▸ **Work required**:
Reproduce the data exactly.

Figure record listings
━━━
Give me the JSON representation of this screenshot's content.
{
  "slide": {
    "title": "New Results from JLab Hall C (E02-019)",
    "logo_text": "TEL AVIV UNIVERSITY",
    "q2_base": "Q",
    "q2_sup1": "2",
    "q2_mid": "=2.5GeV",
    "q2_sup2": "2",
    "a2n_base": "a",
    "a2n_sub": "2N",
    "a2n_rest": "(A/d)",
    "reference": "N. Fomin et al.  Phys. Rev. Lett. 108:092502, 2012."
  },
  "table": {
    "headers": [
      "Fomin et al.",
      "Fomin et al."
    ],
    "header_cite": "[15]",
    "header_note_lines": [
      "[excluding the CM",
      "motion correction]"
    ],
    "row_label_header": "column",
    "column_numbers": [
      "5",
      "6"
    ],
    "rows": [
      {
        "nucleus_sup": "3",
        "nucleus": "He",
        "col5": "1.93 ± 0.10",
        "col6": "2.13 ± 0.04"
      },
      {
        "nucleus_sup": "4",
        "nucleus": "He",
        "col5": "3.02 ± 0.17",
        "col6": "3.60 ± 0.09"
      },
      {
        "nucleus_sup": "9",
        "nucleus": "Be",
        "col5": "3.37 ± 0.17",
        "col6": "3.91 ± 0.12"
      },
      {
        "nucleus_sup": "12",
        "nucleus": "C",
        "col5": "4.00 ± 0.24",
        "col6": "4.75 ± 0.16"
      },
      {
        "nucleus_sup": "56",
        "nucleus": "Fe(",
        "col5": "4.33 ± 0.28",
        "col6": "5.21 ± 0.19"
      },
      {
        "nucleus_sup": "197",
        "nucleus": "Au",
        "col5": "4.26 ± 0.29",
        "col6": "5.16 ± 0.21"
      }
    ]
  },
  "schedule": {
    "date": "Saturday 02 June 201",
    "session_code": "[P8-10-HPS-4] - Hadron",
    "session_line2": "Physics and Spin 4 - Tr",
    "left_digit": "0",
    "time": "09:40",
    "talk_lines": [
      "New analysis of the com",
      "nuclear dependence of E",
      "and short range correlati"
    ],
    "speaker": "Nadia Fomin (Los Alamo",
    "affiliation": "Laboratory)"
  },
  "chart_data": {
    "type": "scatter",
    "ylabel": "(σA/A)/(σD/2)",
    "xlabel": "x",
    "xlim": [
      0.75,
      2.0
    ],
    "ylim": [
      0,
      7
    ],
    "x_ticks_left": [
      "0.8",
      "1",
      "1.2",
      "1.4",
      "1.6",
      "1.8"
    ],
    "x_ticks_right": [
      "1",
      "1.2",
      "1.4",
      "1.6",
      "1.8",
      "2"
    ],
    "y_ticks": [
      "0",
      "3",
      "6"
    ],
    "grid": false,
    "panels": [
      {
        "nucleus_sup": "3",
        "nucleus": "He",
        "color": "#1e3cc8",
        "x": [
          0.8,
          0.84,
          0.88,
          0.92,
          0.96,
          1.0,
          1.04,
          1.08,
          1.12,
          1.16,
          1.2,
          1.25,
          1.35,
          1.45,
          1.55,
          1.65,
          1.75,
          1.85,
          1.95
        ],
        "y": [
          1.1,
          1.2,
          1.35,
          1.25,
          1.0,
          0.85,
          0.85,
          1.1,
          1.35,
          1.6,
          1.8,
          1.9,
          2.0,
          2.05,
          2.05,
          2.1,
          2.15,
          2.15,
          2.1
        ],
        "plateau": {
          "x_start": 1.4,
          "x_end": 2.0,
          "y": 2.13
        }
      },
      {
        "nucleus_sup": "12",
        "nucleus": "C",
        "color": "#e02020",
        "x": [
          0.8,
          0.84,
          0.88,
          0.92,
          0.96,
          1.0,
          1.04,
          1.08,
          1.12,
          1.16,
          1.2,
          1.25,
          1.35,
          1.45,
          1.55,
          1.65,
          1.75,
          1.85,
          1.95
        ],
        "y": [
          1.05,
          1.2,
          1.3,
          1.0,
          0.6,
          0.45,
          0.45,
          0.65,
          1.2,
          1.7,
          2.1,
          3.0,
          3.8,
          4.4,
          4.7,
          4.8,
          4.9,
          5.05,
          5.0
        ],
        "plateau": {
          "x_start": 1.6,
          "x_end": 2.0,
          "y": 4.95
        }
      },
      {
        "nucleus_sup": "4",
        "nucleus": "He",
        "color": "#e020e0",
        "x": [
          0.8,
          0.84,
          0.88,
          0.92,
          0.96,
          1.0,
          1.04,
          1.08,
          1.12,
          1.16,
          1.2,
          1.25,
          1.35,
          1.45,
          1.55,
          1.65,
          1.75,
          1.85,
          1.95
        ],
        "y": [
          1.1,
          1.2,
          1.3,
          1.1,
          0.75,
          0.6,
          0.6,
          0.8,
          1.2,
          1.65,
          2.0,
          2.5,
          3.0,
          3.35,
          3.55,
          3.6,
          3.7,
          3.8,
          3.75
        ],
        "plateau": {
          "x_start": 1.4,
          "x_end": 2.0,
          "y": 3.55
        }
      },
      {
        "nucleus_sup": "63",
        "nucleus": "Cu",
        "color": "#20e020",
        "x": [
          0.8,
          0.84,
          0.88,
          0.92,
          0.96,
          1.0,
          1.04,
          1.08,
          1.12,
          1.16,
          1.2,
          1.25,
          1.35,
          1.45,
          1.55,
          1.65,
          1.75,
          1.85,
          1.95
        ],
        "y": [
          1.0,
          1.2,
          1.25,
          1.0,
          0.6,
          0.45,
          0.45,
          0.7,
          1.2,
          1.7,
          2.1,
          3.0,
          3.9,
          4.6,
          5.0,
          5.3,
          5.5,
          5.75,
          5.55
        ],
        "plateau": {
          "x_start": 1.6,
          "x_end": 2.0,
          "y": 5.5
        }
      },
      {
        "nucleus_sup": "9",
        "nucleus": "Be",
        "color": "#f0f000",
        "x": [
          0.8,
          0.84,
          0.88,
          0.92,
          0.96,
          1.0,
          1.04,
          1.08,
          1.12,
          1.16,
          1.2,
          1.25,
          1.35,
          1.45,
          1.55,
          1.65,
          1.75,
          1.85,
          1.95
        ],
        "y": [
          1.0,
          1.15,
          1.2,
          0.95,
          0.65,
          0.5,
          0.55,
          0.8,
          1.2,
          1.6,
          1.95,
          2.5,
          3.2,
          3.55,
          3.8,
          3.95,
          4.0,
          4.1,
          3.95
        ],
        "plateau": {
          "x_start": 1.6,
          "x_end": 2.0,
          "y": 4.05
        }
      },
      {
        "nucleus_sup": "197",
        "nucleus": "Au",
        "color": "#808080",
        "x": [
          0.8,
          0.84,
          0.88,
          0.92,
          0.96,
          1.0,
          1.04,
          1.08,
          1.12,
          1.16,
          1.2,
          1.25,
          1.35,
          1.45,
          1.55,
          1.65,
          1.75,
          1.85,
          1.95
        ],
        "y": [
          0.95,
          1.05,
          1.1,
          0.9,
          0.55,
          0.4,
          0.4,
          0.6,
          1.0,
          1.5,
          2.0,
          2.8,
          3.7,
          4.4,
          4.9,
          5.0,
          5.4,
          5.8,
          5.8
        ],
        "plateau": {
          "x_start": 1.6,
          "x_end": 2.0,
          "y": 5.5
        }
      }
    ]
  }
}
━━━
▸ **Complete output**:
Give me the JSON representation of this screenshot's content.
{
  "slide": {
    "title": "New Results from JLab Hall C (E02-019)",
    "logo_text": "TEL AVIV UNIVERSITY",
    "q2_base": "Q",
    "q2_sup1": "2",
    "q2_mid": "=2.5GeV",
    "q2_sup2": "2",
    "a2n_base": "a",
    "a2n_sub": "2N",
    "a2n_rest": "(A/d)",
    "reference": "N. Fomin et al.  Phys. Rev. Lett. 108:092502, 2012."
  },
  "table": {
    "headers": [
      "Fomin et al.",
      "Fomin et al."
    ],
    "header_cite": "[15]",
    "header_note_lines": [
      "[excluding the CM",
      "motion correction]"
    ],
    "row_label_header": "column",
    "column_numbers": [
      "5",
      "6"
    ],
    "rows": [
      {
        "nucleus_sup": "3",
        "nucleus": "He",
        "col5": "1.93 ± 0.10",
        "col6": "2.13 ± 0.04"
      },
      {
        "nucleus_sup": "4",
        "nucleus": "He",
        "col5": "3.02 ± 0.17",
        "col6": "3.60 ± 0.09"
      },
      {
        "nucleus_sup": "9",
        "nucleus": "Be",
        "col5": "3.37 ± 0.17",
        "col6": "3.91 ± 0.12"
      },
      {
        "nucleus_sup": "12",
        "nucleus": "C",
        "col5": "4.00 ± 0.24",
        "col6": "4.75 ± 0.16"
      },
      {
        "nucleus_sup": "56",
        "nucleus": "Fe(",
        "col5": "4.33 ± 0.28",
        "col6": "5.21 ± 0.19"
      },
      {
        "nucleus_sup": "197",
        "nucleus": "Au",
        "col5": "4.26 ± 0.29",
        "col6": "5.16 ± 0.21"
      }
    ]
  },
  "schedule": {
    "date": "Saturday 02 June 201",
    "session_code": "[P8-10-HPS-4] - Hadron",
    "session_line2": "Physics and Spin 4 - Tr",
    "left_digit": "0",
    "time": "09:40",
    "talk_lines": [
      "New analysis of the com",
      "nuclear dependence of E",
      "and short range correlati"
    ],
    "speaker": "Nadia Fomin (Los Alamo",
    "affiliation": "Laboratory)"
  },
  "chart_data": {
    "type": "scatter",
    "ylabel": "(σA/A)/(σD/2)",
    "xlabel": "x",
    "xlim": [
      0.75,
      2.0
    ],
    "ylim": [
      0,
      7
    ],
    "x_ticks_left": [
      "0.8",
      "1",
      "1.2",
      "1.4",
      "1.6",
      "1.8"
    ],
    "x_ticks_right": [
      "1",
      "1.2",
      "1.4",
      "1.6",
      "1.8",
      "2"
    ],
    "y_ticks": [
      "0",
      "3",
      "6"
    ],
    "grid": false,
    "panels": [
      {
        "nucleus_sup": "3",
        "nucleus": "He",
        "color": "#1e3cc8",
        "x": [
          0.8,
          0.84,
          0.88,
          0.92,
          0.96,
          1.0,
          1.04,
          1.08,
          1.12,
          1.16,
          1.2,
          1.25,
          1.35,
          1.45,
          1.55,
          1.65,
          1.75,
          1.85,
          1.95
        ],
        "y": [
          1.1,
          1.2,
          1.35,
          1.25,
          1.0,
          0.85,
          0.85,
          1.1,
          1.35,
          1.6,
          1.8,
          1.9,
          2.0,
          2.05,
          2.05,
          2.1,
          2.15,
          2.15,
          2.1
        ],
        "plateau": {
          "x_start": 1.4,
          "x_end": 2.0,
          "y": 2.13
        }
      },
      {
        "nucleus_sup": "12",
        "nucleus": "C",
        "color": "#e02020",
        "x": [
          0.8,
          0.84,
          0.88,
          0.92,
          0.96,
          1.0,
          1.04,
          1.08,
          1.12,
          1.16,
          1.2,
          1.25,
          1.35,
          1.45,
          1.55,
          1.65,
          1.75,
          1.85,
          1.95
        ],
        "y": [
          1.05,
          1.2,
          1.3,
          1.0,
          0.6,
          0.45,
          0.45,
          0.65,
          1.2,
          1.7,
          2.1,
          3.0,
          3.8,
          4.4,
          4.7,
          4.8,
          4.9,
          5.05,
          5.0
        ],
        "plateau": {
          "x_start": 1.6,
          "x_end": 2.0,
          "y": 4.95
        }
      },
      {
        "nucleus_sup": "4",
        "nucleus": "He",
        "color": "#e020e0",
        "x": [
          0.8,
          0.84,
          0.88,
          0.92,
          0.96,
          1.0,
          1.04,
          1.08,
          1.12,
          1.16,
          1.2,
          1.25,
          1.35,
          1.45,
          1.55,
          1.65,
          1.75,
          1.85,
          1.95
        ],
        "y": [
          1.1,
          1.2,
          1.3,
          1.1,
          0.75,
          0.6,
          0.6,
          0.8,
          1.2,
          1.65,
          2.0,
          2.5,
          3.0,
          3.35,
          3.55,
          3.6,
          3.7,
          3.8,
          3.75
        ],
        "plateau": {
          "x_start": 1.4,
          "x_end": 2.0,
          "y": 3.55
        }
      },
      {
        "nucleus_sup": "63",
        "nucleus": "Cu",
        "color": "#20e020",
        "x": [
          0.8,
          0.84,
          0.88,
          0.92,
          0.96,
          1.0,
          1.04,
          1.08,
          1.12,
          1.16,
          1.2,
          1.25,
          1.35,
          1.45,
          1.55,
          1.65,
          1.75,
          1.85,
          1.95
        ],
        "y": [
          1.0,
          1.2,
          1.25,
          1.0,
          0.6,
          0.45,
          0.45,
          0.7,
          1.2,
          1.7,
          2.1,
          3.0,
          3.9,
          4.6,
          5.0,
          5.3,
          5.5,
          5.75,
          5.55
        ],
        "plateau": {
          "x_start": 1.6,
          "x_end": 2.0,
          "y": 5.5
        }
      },
      {
        "nucleus_sup": "9",
        "nucleus": "Be",
        "color": "#f0f000",
        "x": [
          0.8,
          0.84,
          0.88,
          0.92,
          0.96,
          1.0,
          1.04,
          1.08,
          1.12,
          1.16,
          1.2,
          1.25,
          1.35,
          1.45,
          1.55,
          1.65,
          1.75,
          1.85,
          1.95
        ],
        "y": [
          1.0,
          1.15,
          1.2,
          0.95,
          0.65,
          0.5,
          0.55,
          0.8,
          1.2,
          1.6,
          1.95,
          2.5,
          3.2,
          3.55,
          3.8,
          3.95,
          4.0,
          4.1,
          3.95
        ],
        "plateau": {
          "x_start": 1.6,
          "x_end": 2.0,
          "y": 4.05
        }
      },
      {
        "nucleus_sup": "197",
        "nucleus": "Au",
        "color": "#808080",
        "x": [
          0.8,
          0.84,
          0.88,
          0.92,
          0.96,
          1.0,
          1.04,
          1.08,
          1.12,
          1.16,
          1.2,
          1.25,
          1.35,
          1.45,
          1.55,
          1.65,
          1.75,
          1.85,
          1.95
        ],
        "y": [
          0.95,
          1.05,
          1.1,
          0.9,
          0.55,
          0.4,
          0.4,
          0.6,
          1.0,
          1.5,
          2.0,
          2.8,
          3.7,
          4.4,
          4.9,
          5.0,
          5.4,
          5.8,
          5.8
        ],
        "plateau": {
          "x_start": 1.6,
          "x_end": 2.0,
          "y": 5.5
        }
      }
    ]
  }
}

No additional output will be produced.